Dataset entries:
● ● ● ● ●
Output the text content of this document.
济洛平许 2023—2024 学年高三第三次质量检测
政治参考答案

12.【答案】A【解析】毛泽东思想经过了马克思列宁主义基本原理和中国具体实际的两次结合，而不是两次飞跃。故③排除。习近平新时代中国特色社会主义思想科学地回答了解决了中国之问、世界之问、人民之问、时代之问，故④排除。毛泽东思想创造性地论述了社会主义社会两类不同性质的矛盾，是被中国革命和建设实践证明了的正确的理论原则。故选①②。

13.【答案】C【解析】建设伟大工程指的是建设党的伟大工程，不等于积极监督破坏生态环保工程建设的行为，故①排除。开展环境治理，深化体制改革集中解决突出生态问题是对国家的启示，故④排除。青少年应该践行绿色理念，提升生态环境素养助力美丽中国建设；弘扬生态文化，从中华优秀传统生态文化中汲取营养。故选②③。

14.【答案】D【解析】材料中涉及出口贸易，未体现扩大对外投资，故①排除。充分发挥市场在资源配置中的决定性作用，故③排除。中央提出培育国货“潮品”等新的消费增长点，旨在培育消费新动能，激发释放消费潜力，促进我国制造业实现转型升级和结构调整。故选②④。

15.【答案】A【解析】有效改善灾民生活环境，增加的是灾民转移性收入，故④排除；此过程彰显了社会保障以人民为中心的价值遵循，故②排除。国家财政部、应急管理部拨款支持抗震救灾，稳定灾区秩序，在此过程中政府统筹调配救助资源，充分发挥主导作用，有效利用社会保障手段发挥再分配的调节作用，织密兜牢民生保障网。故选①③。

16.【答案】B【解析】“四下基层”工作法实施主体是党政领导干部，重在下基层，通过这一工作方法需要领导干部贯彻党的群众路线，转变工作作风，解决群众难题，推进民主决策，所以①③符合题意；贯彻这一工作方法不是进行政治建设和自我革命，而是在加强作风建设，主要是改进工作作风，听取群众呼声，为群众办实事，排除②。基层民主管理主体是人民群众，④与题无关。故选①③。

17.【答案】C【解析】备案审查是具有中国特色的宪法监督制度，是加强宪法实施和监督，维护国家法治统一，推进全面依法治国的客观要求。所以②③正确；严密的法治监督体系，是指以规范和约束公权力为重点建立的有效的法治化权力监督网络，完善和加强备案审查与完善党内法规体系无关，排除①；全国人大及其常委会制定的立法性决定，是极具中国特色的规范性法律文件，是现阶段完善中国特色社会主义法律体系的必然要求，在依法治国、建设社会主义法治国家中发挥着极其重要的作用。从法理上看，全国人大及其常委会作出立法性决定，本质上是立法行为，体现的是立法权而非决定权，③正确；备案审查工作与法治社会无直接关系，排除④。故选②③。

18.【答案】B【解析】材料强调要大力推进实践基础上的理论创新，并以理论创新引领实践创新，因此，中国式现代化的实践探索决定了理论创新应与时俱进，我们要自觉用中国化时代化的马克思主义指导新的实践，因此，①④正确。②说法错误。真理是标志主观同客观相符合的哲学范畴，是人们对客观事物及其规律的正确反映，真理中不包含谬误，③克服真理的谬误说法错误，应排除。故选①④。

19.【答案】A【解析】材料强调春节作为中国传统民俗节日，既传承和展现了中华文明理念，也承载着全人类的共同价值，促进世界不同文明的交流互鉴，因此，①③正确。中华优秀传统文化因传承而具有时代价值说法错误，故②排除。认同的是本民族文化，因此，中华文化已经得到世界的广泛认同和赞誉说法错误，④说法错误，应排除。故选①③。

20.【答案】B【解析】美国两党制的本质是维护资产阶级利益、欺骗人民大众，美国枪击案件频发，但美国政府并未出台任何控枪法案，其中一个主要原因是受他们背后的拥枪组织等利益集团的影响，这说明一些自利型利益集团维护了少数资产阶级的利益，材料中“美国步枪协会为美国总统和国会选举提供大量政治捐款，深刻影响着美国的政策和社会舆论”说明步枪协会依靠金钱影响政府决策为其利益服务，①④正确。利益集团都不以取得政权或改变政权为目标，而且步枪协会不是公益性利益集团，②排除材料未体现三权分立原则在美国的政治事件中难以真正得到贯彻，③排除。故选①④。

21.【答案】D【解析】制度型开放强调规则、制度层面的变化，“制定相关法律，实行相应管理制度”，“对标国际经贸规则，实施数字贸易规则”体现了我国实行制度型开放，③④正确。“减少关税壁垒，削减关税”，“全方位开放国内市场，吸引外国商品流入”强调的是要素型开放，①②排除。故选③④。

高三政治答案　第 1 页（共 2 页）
● ● ● ● ●
What the task asks: All of the entries above need to be reproduced exactly.

The solution:
Output the text content of this document.
济洛平许 2023—2024 学年高三第三次质量检测
政治参考答案

12.【答案】A【解析】毛泽东思想经过了马克思列宁主义基本原理和中国具体实际的两次结合，而不是两次飞跃。故③排除。习近平新时代中国特色社会主义思想科学地回答了解决了中国之问、世界之问、人民之问、时代之问，故④排除。毛泽东思想创造性地论述了社会主义社会两类不同性质的矛盾，是被中国革命和建设实践证明了的正确的理论原则。故选①②。

13.【答案】C【解析】建设伟大工程指的是建设党的伟大工程，不等于积极监督破坏生态环保工程建设的行为，故①排除。开展环境治理，深化体制改革集中解决突出生态问题是对国家的启示，故④排除。青少年应该践行绿色理念，提升生态环境素养助力美丽中国建设；弘扬生态文化，从中华优秀传统生态文化中汲取营养。故选②③。

14.【答案】D【解析】材料中涉及出口贸易，未体现扩大对外投资，故①排除。充分发挥市场在资源配置中的决定性作用，故③排除。中央提出培育国货“潮品”等新的消费增长点，旨在培育消费新动能，激发释放消费潜力，促进我国制造业实现转型升级和结构调整。故选②④。

15.【答案】A【解析】有效改善灾民生活环境，增加的是灾民转移性收入，故④排除；此过程彰显了社会保障以人民为中心的价值遵循，故②排除。国家财政部、应急管理部拨款支持抗震救灾，稳定灾区秩序，在此过程中政府统筹调配救助资源，充分发挥主导作用，有效利用社会保障手段发挥再分配的调节作用，织密兜牢民生保障网。故选①③。

16.【答案】B【解析】“四下基层”工作法实施主体是党政领导干部，重在下基层，通过这一工作方法需要领导干部贯彻党的群众路线，转变工作作风，解决群众难题，推进民主决策，所以①③符合题意；贯彻这一工作方法不是进行政治建设和自我革命，而是在加强作风建设，主要是改进工作作风，听取群众呼声，为群众办实事，排除②。基层民主管理主体是人民群众，④与题无关。故选①③。

17.【答案】C【解析】备案审查是具有中国特色的宪法监督制度，是加强宪法实施和监督，维护国家法治统一，推进全面依法治国的客观要求。所以②③正确；严密的法治监督体系，是指以规范和约束公权力为重点建立的有效的法治化权力监督网络，完善和加强备案审查与完善党内法规体系无关，排除①；全国人大及其常委会制定的立法性决定，是极具中国特色的规范性法律文件，是现阶段完善中国特色社会主义法律体系的必然要求，在依法治国、建设社会主义法治国家中发挥着极其重要的作用。从法理上看，全国人大及其常委会作出立法性决定，本质上是立法行为，体现的是立法权而非决定权，③正确；备案审查工作与法治社会无直接关系，排除④。故选②③。

18.【答案】B【解析】材料强调要大力推进实践基础上的理论创新，并以理论创新引领实践创新，因此，中国式现代化的实践探索决定了理论创新应与时俱进，我们要自觉用中国化时代化的马克思主义指导新的实践，因此，①④正确。②说法错误。真理是标志主观同客观相符合的哲学范畴，是人们对客观事物及其规律的正确反映，真理中不包含谬误，③克服真理的谬误说法错误，应排除。故选①④。

19.【答案】A【解析】材料强调春节作为中国传统民俗节日，既传承和展现了中华文明理念，也承载着全人类的共同价值，促进世界不同文明的交流互鉴，因此，①③正确。中华优秀传统文化因传承而具有时代价值说法错误，故②排除。认同的是本民族文化，因此，中华文化已经得到世界的广泛认同和赞誉说法错误，④说法错误，应排除。故选①③。

20.【答案】B【解析】美国两党制的本质是维护资产阶级利益、欺骗人民大众，美国枪击案件频发，但美国政府并未出台任何控枪法案，其中一个主要原因是受他们背后的拥枪组织等利益集团的影响，这说明一些自利型利益集团维护了少数资产阶级的利益，材料中“美国步枪协会为美国总统和国会选举提供大量政治捐款，深刻影响着美国的政策和社会舆论”说明步枪协会依靠金钱影响政府决策为其利益服务，①④正确。利益集团都不以取得政权或改变政权为目标，而且步枪协会不是公益性利益集团，②排除材料未体现三权分立原则在美国的政治事件中难以真正得到贯彻，③排除。故选①④。

21.【答案】D【解析】制度型开放强调规则、制度层面的变化，“制定相关法律，实行相应管理制度”，“对标国际经贸规则，实施数字贸易规则”体现了我国实行制度型开放，③④正确。“减少关税壁垒，削减关税”，“全方位开放国内市场，吸引外国商品流入”强调的是要素型开放，①②排除。故选③④。

高三政治答案　第 1 页（共 2 页）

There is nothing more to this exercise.